Identify the lines that contain the word "image", then copy them.

* Begin *

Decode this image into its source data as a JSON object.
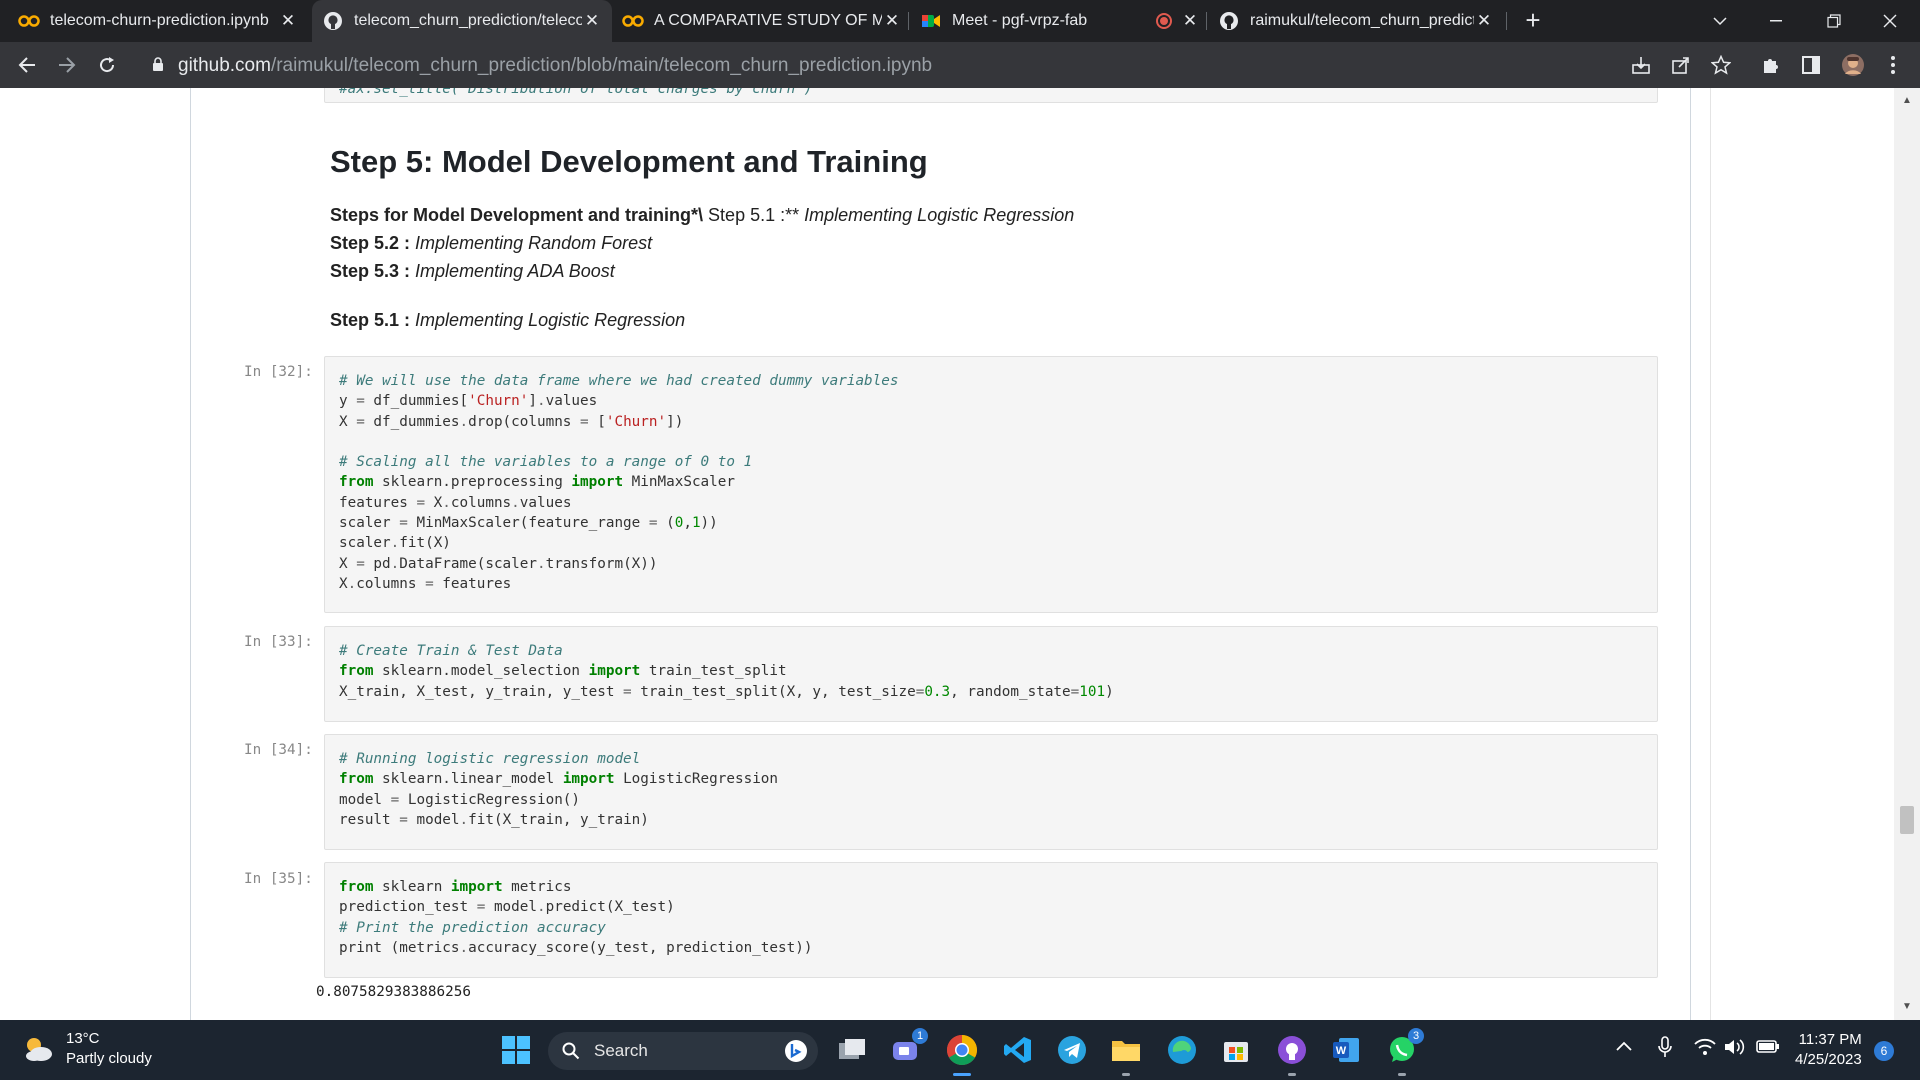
{
  "browser": {
    "tabs": [
      {
        "title": "telecom-churn-prediction.ipynb",
        "icon": "colab-icon",
        "active": false
      },
      {
        "title": "telecom_churn_prediction/telecom",
        "icon": "github-icon",
        "active": true
      },
      {
        "title": "A COMPARATIVE STUDY OF MUL",
        "icon": "colab-icon",
        "active": false
      },
      {
        "title": "Meet - pgf-vrpz-fab",
        "icon": "meet-icon",
        "active": false
      },
      {
        "title": "raimukul/telecom_churn_predicti",
        "icon": "github-icon",
        "active": false
      }
    ],
    "url_host": "github.com",
    "url_path": "/raimukul/telecom_churn_prediction/blob/main/telecom_churn_prediction.ipynb",
    "recording_indicator_color": "#e05a4f"
  },
  "notebook": {
    "clipped_top_line": "#ax.set_title('Distribution of total charges by churn')",
    "heading": "Step 5: Model Development and Training",
    "steps_intro_bold": "Steps for Model Development and training*\\",
    "steps_intro_rest": " Step 5.1 :** ",
    "steps_intro_italic": "Implementing Logistic Regression",
    "step52_label": "Step 5.2 :",
    "step52_text": "Implementing Random Forest",
    "step53_label": "Step 5.3 :",
    "step53_text": "Implementing ADA Boost",
    "step51_label": "Step 5.1 :",
    "step51_text": "Implementing Logistic Regression",
    "cells": [
      {
        "prompt": "In [32]:"
      },
      {
        "prompt": "In [33]:"
      },
      {
        "prompt": "In [34]:"
      },
      {
        "prompt": "In [35]:"
      }
    ],
    "output_35": "0.8075829383886256"
  },
  "taskbar": {
    "temperature": "13°C",
    "weather": "Partly cloudy",
    "search_label": "Search",
    "time": "11:37 PM",
    "date": "4/25/2023",
    "notification_count": "6",
    "teams_badge": "1",
    "whatsapp_badge": "3"
  },
  "colors": {
    "tabbar": "#202124",
    "toolbar": "#35363a",
    "code_bg": "#f5f5f5",
    "code_comment": "#3d7b7b",
    "code_keyword": "#008000",
    "code_string": "#ba2121",
    "taskbar": "#1c2530",
    "accent": "#2e7bd6"
  }
}
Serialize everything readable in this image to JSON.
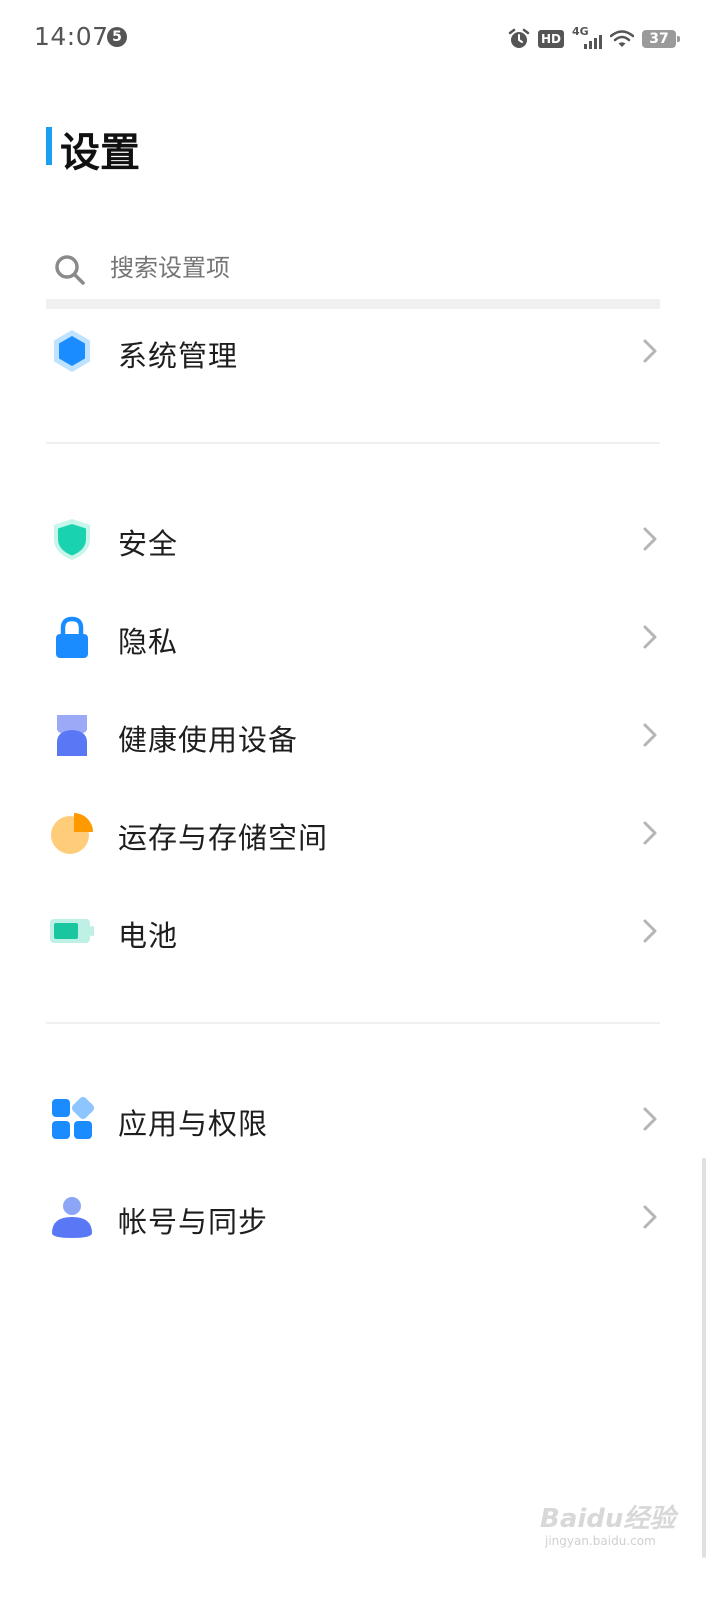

* End *

Response to the task:
Decode this image into its source data as a JSON object.
Serialize everything readable in this image to JSON.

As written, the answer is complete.